* BEGIN *

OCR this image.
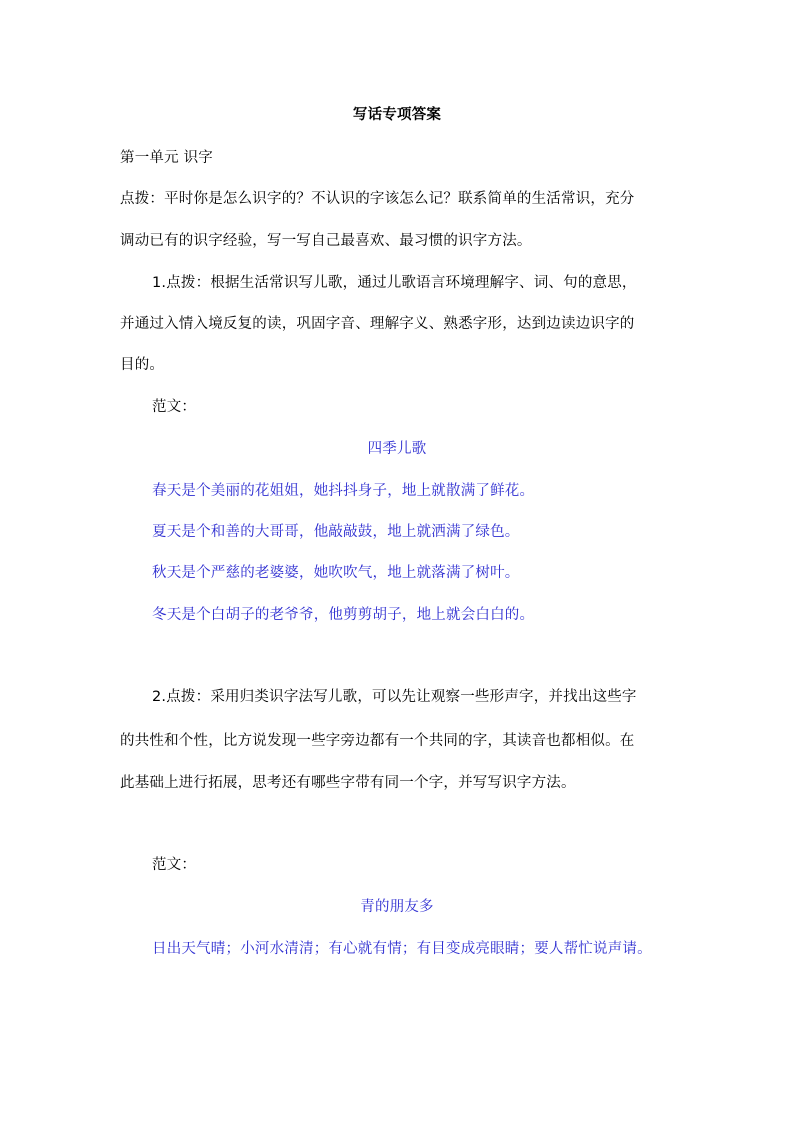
写话专项答案
第一单元 识字
点拨：平时你是怎么识字的？不认识的字该怎么记？联系简单的生活常识，充分
调动已有的识字经验，写一写自己最喜欢、最习惯的识字方法。
1.点拨：根据生活常识写儿歌，通过儿歌语言环境理解字、词、句的意思，
并通过入情入境反复的读，巩固字音、理解字义、熟悉字形，达到边读边识字的
目的。
范文：
四季儿歌
春天是个美丽的花姐姐，她抖抖身子，地上就散满了鲜花。
夏天是个和善的大哥哥，他敲敲鼓，地上就洒满了绿色。
秋天是个严慈的老婆婆，她吹吹气，地上就落满了树叶。
冬天是个白胡子的老爷爷，他剪剪胡子，地上就会白白的。
2.点拨：采用归类识字法写儿歌，可以先让观察一些形声字，并找出这些字
的共性和个性，比方说发现一些字旁边都有一个共同的字，其读音也都相似。在
此基础上进行拓展，思考还有哪些字带有同一个字，并写写识字方法。
范文：
青的朋友多
日出天气晴；小河水清清；有心就有情；有目变成亮眼睛；要人帮忙说声请。
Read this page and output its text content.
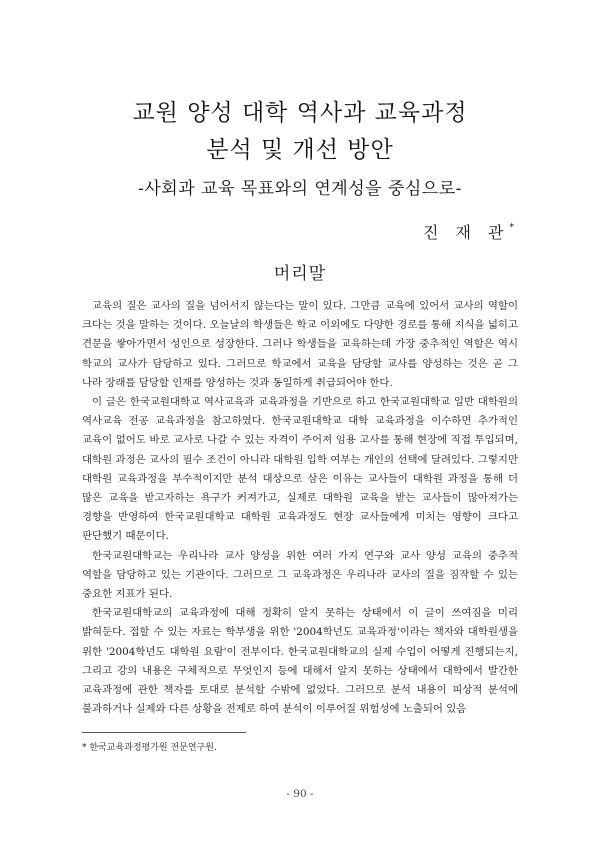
교원 양성 대학 역사과 교육과정
분석 및 개선 방안
-사회과 교육 목표와의 연계성을 중심으로-
진 재 관*
머리말

교육의 질은 교사의 질을 넘어서지 않는다는 말이 있다. 그만큼 교육에 있어서 교사의 역할이 크다는 것을 말하는 것이다. 오늘날의 학생들은 학교 이외에도 다양한 경로를 통해 지식을 넓히고 견문을 쌓아가면서 성인으로 성장한다. 그러나 학생들을 교육하는데 가장 중추적인 역할은 역시 학교의 교사가 담당하고 있다. 그러므로 학교에서 교육을 담당할 교사를 양성하는 것은 곧 그 나라 장래를 담당할 인재를 양성하는 것과 동일하게 취급되어야 한다.

이 글은 한국교원대학교 역사교육과 교육과정을 기반으로 하고 한국교원대학교 일반 대학원의 역사교육 전공 교육과정을 참고하였다. 한국교원대학교 대학 교육과정을 이수하면 추가적인 교육이 없어도 바로 교사로 나갈 수 있는 자격이 주어져 임용 고사를 통해 현장에 직접 투입되며, 대학원 과정은 교사의 필수 조건이 아니라 대학원 입학 여부는 개인의 선택에 달려있다. 그렇지만 대학원 교육과정을 부수적이지만 분석 대상으로 삼은 이유는 교사들이 대학원 과정을 통해 더 많은 교육을 받고자하는 욕구가 커져가고, 실제로 대학원 교육을 받는 교사들이 많아져가는 경향을 반영하여 한국교원대학교 대학원 교육과정도 현장 교사들에게 미치는 영향이 크다고 판단했기 때문이다.

한국교원대학교는 우리나라 교사 양성을 위한 여러 가지 연구와 교사 양성 교육의 중추적 역할을 담당하고 있는 기관이다. 그러므로 그 교육과정은 우리나라 교사의 질을 짐작할 수 있는 중요한 지표가 된다.

한국교원대학교의 교육과정에 대해 정확히 알지 못하는 상태에서 이 글이 쓰여짐을 미리 밝혀둔다. 접할 수 있는 자료는 학부생을 위한 '2004학년도 교육과정'이라는 책자와 대학원생을 위한 '2004학년도 대학원 요람'이 전부이다. 한국교원대학교의 실제 수업이 어떻게 진행되는지, 그리고 강의 내용은 구체적으로 무엇인지 등에 대해서 알지 못하는 상태에서 대학에서 발간한 교육과정에 관한 책자를 토대로 분석할 수밖에 없었다. 그러므로 분석 내용이 피상적 분석에 불과하거나 실제와 다른 상황을 전제로 하여 분석이 이루어질 위험성에 노출되어 있음

* 한국교육과정평가원 전문연구원.
- 90 -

* END *

What to do: Output all the records, word for word, with no pictures in the copy.

Reply to the exercise:
OCR this image.
写话专项答案
第一单元 识字
点拨：平时你是怎么识字的？不认识的字该怎么记？联系简单的生活常识，充分
调动已有的识字经验，写一写自己最喜欢、最习惯的识字方法。
1.点拨：根据生活常识写儿歌，通过儿歌语言环境理解字、词、句的意思，
并通过入情入境反复的读，巩固字音、理解字义、熟悉字形，达到边读边识字的
目的。
范文：
四季儿歌
春天是个美丽的花姐姐，她抖抖身子，地上就散满了鲜花。
夏天是个和善的大哥哥，他敲敲鼓，地上就洒满了绿色。
秋天是个严慈的老婆婆，她吹吹气，地上就落满了树叶。
冬天是个白胡子的老爷爷，他剪剪胡子，地上就会白白的。
2.点拨：采用归类识字法写儿歌，可以先让观察一些形声字，并找出这些字
的共性和个性，比方说发现一些字旁边都有一个共同的字，其读音也都相似。在
此基础上进行拓展，思考还有哪些字带有同一个字，并写写识字方法。
范文：
青的朋友多
日出天气晴；小河水清清；有心就有情；有目变成亮眼睛；要人帮忙说声请。
Read this page and output its text content.
교원 양성 대학 역사과 교육과정
분석 및 개선 방안
-사회과 교육 목표와의 연계성을 중심으로-
진 재 관*
머리말

교육의 질은 교사의 질을 넘어서지 않는다는 말이 있다. 그만큼 교육에 있어서 교사의 역할이 크다는 것을 말하는 것이다. 오늘날의 학생들은 학교 이외에도 다양한 경로를 통해 지식을 넓히고 견문을 쌓아가면서 성인으로 성장한다. 그러나 학생들을 교육하는데 가장 중추적인 역할은 역시 학교의 교사가 담당하고 있다. 그러므로 학교에서 교육을 담당할 교사를 양성하는 것은 곧 그 나라 장래를 담당할 인재를 양성하는 것과 동일하게 취급되어야 한다.

이 글은 한국교원대학교 역사교육과 교육과정을 기반으로 하고 한국교원대학교 일반 대학원의 역사교육 전공 교육과정을 참고하였다. 한국교원대학교 대학 교육과정을 이수하면 추가적인 교육이 없어도 바로 교사로 나갈 수 있는 자격이 주어져 임용 고사를 통해 현장에 직접 투입되며, 대학원 과정은 교사의 필수 조건이 아니라 대학원 입학 여부는 개인의 선택에 달려있다. 그렇지만 대학원 교육과정을 부수적이지만 분석 대상으로 삼은 이유는 교사들이 대학원 과정을 통해 더 많은 교육을 받고자하는 욕구가 커져가고, 실제로 대학원 교육을 받는 교사들이 많아져가는 경향을 반영하여 한국교원대학교 대학원 교육과정도 현장 교사들에게 미치는 영향이 크다고 판단했기 때문이다.

한국교원대학교는 우리나라 교사 양성을 위한 여러 가지 연구와 교사 양성 교육의 중추적 역할을 담당하고 있는 기관이다. 그러므로 그 교육과정은 우리나라 교사의 질을 짐작할 수 있는 중요한 지표가 된다.

한국교원대학교의 교육과정에 대해 정확히 알지 못하는 상태에서 이 글이 쓰여짐을 미리 밝혀둔다. 접할 수 있는 자료는 학부생을 위한 '2004학년도 교육과정'이라는 책자와 대학원생을 위한 '2004학년도 대학원 요람'이 전부이다. 한국교원대학교의 실제 수업이 어떻게 진행되는지, 그리고 강의 내용은 구체적으로 무엇인지 등에 대해서 알지 못하는 상태에서 대학에서 발간한 교육과정에 관한 책자를 토대로 분석할 수밖에 없었다. 그러므로 분석 내용이 피상적 분석에 불과하거나 실제와 다른 상황을 전제로 하여 분석이 이루어질 위험성에 노출되어 있음

* 한국교육과정평가원 전문연구원.
- 90 -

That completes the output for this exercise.